Problem statement: Quote, verbatim, all material below, without pictures.

--- START Given entries ---

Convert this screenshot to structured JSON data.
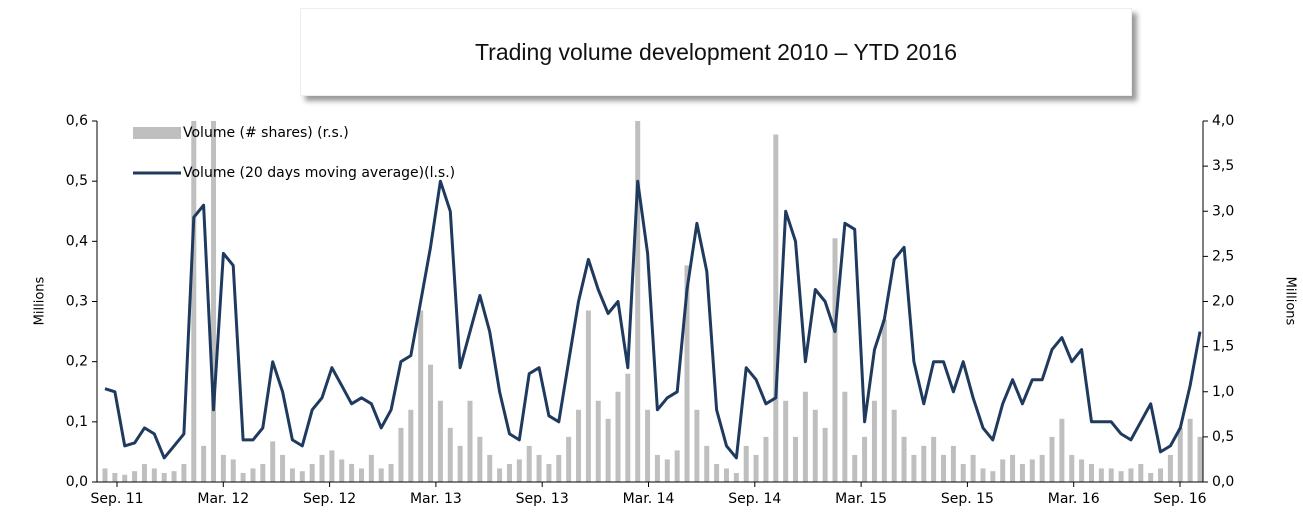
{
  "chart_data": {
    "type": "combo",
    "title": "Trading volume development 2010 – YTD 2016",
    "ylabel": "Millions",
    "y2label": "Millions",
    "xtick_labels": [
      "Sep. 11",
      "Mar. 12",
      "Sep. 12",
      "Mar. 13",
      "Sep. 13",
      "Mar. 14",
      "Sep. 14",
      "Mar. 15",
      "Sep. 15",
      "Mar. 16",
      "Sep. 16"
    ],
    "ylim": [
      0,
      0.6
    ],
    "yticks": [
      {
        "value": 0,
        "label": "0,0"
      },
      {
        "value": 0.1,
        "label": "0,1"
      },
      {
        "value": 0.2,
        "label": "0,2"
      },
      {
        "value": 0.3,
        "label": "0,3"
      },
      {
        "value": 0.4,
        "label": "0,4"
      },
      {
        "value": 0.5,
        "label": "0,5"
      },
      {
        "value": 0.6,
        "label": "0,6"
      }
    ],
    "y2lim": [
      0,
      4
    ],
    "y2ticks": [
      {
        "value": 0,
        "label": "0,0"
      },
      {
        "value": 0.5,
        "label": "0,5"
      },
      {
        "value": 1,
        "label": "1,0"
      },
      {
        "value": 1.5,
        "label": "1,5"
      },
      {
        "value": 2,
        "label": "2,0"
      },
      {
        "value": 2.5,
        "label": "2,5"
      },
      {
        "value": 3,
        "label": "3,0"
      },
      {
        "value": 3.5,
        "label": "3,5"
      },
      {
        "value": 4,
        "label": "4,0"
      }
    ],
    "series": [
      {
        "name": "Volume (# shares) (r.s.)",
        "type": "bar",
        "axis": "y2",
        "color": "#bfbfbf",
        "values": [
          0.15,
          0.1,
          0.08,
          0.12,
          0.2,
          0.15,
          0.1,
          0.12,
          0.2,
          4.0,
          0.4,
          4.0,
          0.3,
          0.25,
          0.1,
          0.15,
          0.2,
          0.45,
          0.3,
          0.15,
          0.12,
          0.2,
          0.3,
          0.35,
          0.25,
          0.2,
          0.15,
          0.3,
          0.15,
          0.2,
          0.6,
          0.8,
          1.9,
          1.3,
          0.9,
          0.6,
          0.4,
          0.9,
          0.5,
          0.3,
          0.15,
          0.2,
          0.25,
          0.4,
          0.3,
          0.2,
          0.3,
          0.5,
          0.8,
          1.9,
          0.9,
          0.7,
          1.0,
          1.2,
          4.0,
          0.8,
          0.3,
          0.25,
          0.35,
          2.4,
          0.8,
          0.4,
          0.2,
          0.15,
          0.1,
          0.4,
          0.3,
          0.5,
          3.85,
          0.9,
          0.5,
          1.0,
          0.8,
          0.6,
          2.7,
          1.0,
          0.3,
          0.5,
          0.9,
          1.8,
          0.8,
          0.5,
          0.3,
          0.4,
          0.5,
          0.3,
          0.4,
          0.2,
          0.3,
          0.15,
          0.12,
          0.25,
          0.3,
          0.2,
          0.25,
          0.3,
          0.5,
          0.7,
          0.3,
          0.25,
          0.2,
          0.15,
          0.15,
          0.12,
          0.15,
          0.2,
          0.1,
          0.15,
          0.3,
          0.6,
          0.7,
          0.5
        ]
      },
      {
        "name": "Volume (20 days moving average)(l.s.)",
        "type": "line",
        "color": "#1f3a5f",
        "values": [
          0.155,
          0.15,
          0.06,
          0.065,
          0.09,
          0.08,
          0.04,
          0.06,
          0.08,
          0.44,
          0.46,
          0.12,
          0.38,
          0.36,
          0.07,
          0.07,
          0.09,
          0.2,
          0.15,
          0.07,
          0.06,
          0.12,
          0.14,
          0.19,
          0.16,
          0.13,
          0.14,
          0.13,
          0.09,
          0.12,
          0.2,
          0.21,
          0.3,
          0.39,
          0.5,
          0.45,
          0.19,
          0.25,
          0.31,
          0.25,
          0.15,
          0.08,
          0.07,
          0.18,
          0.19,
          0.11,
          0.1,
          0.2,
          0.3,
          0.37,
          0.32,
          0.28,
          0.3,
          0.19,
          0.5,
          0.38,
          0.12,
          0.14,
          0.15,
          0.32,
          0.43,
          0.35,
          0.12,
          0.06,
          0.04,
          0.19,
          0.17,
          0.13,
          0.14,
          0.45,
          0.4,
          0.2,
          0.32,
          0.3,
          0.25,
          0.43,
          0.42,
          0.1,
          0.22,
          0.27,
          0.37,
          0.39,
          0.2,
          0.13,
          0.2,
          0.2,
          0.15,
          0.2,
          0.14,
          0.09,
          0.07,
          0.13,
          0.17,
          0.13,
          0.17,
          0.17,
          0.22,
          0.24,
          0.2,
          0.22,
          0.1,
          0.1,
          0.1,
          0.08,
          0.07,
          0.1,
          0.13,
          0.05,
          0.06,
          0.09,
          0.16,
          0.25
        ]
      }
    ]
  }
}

--- END Given entries ---

Task result:
Convert this screenshot to structured JSON data.
{
  "chart_data": {
    "type": "combo",
    "title": "Trading volume development 2010 – YTD 2016",
    "ylabel": "Millions",
    "y2label": "Millions",
    "xtick_labels": [
      "Sep. 11",
      "Mar. 12",
      "Sep. 12",
      "Mar. 13",
      "Sep. 13",
      "Mar. 14",
      "Sep. 14",
      "Mar. 15",
      "Sep. 15",
      "Mar. 16",
      "Sep. 16"
    ],
    "ylim": [
      0,
      0.6
    ],
    "yticks": [
      {
        "value": 0,
        "label": "0,0"
      },
      {
        "value": 0.1,
        "label": "0,1"
      },
      {
        "value": 0.2,
        "label": "0,2"
      },
      {
        "value": 0.3,
        "label": "0,3"
      },
      {
        "value": 0.4,
        "label": "0,4"
      },
      {
        "value": 0.5,
        "label": "0,5"
      },
      {
        "value": 0.6,
        "label": "0,6"
      }
    ],
    "y2lim": [
      0,
      4
    ],
    "y2ticks": [
      {
        "value": 0,
        "label": "0,0"
      },
      {
        "value": 0.5,
        "label": "0,5"
      },
      {
        "value": 1,
        "label": "1,0"
      },
      {
        "value": 1.5,
        "label": "1,5"
      },
      {
        "value": 2,
        "label": "2,0"
      },
      {
        "value": 2.5,
        "label": "2,5"
      },
      {
        "value": 3,
        "label": "3,0"
      },
      {
        "value": 3.5,
        "label": "3,5"
      },
      {
        "value": 4,
        "label": "4,0"
      }
    ],
    "series": [
      {
        "name": "Volume (# shares) (r.s.)",
        "type": "bar",
        "axis": "y2",
        "color": "#bfbfbf",
        "values": [
          0.15,
          0.1,
          0.08,
          0.12,
          0.2,
          0.15,
          0.1,
          0.12,
          0.2,
          4.0,
          0.4,
          4.0,
          0.3,
          0.25,
          0.1,
          0.15,
          0.2,
          0.45,
          0.3,
          0.15,
          0.12,
          0.2,
          0.3,
          0.35,
          0.25,
          0.2,
          0.15,
          0.3,
          0.15,
          0.2,
          0.6,
          0.8,
          1.9,
          1.3,
          0.9,
          0.6,
          0.4,
          0.9,
          0.5,
          0.3,
          0.15,
          0.2,
          0.25,
          0.4,
          0.3,
          0.2,
          0.3,
          0.5,
          0.8,
          1.9,
          0.9,
          0.7,
          1.0,
          1.2,
          4.0,
          0.8,
          0.3,
          0.25,
          0.35,
          2.4,
          0.8,
          0.4,
          0.2,
          0.15,
          0.1,
          0.4,
          0.3,
          0.5,
          3.85,
          0.9,
          0.5,
          1.0,
          0.8,
          0.6,
          2.7,
          1.0,
          0.3,
          0.5,
          0.9,
          1.8,
          0.8,
          0.5,
          0.3,
          0.4,
          0.5,
          0.3,
          0.4,
          0.2,
          0.3,
          0.15,
          0.12,
          0.25,
          0.3,
          0.2,
          0.25,
          0.3,
          0.5,
          0.7,
          0.3,
          0.25,
          0.2,
          0.15,
          0.15,
          0.12,
          0.15,
          0.2,
          0.1,
          0.15,
          0.3,
          0.6,
          0.7,
          0.5
        ]
      },
      {
        "name": "Volume (20 days moving average)(l.s.)",
        "type": "line",
        "color": "#1f3a5f",
        "values": [
          0.155,
          0.15,
          0.06,
          0.065,
          0.09,
          0.08,
          0.04,
          0.06,
          0.08,
          0.44,
          0.46,
          0.12,
          0.38,
          0.36,
          0.07,
          0.07,
          0.09,
          0.2,
          0.15,
          0.07,
          0.06,
          0.12,
          0.14,
          0.19,
          0.16,
          0.13,
          0.14,
          0.13,
          0.09,
          0.12,
          0.2,
          0.21,
          0.3,
          0.39,
          0.5,
          0.45,
          0.19,
          0.25,
          0.31,
          0.25,
          0.15,
          0.08,
          0.07,
          0.18,
          0.19,
          0.11,
          0.1,
          0.2,
          0.3,
          0.37,
          0.32,
          0.28,
          0.3,
          0.19,
          0.5,
          0.38,
          0.12,
          0.14,
          0.15,
          0.32,
          0.43,
          0.35,
          0.12,
          0.06,
          0.04,
          0.19,
          0.17,
          0.13,
          0.14,
          0.45,
          0.4,
          0.2,
          0.32,
          0.3,
          0.25,
          0.43,
          0.42,
          0.1,
          0.22,
          0.27,
          0.37,
          0.39,
          0.2,
          0.13,
          0.2,
          0.2,
          0.15,
          0.2,
          0.14,
          0.09,
          0.07,
          0.13,
          0.17,
          0.13,
          0.17,
          0.17,
          0.22,
          0.24,
          0.2,
          0.22,
          0.1,
          0.1,
          0.1,
          0.08,
          0.07,
          0.1,
          0.13,
          0.05,
          0.06,
          0.09,
          0.16,
          0.25
        ]
      }
    ]
  }
}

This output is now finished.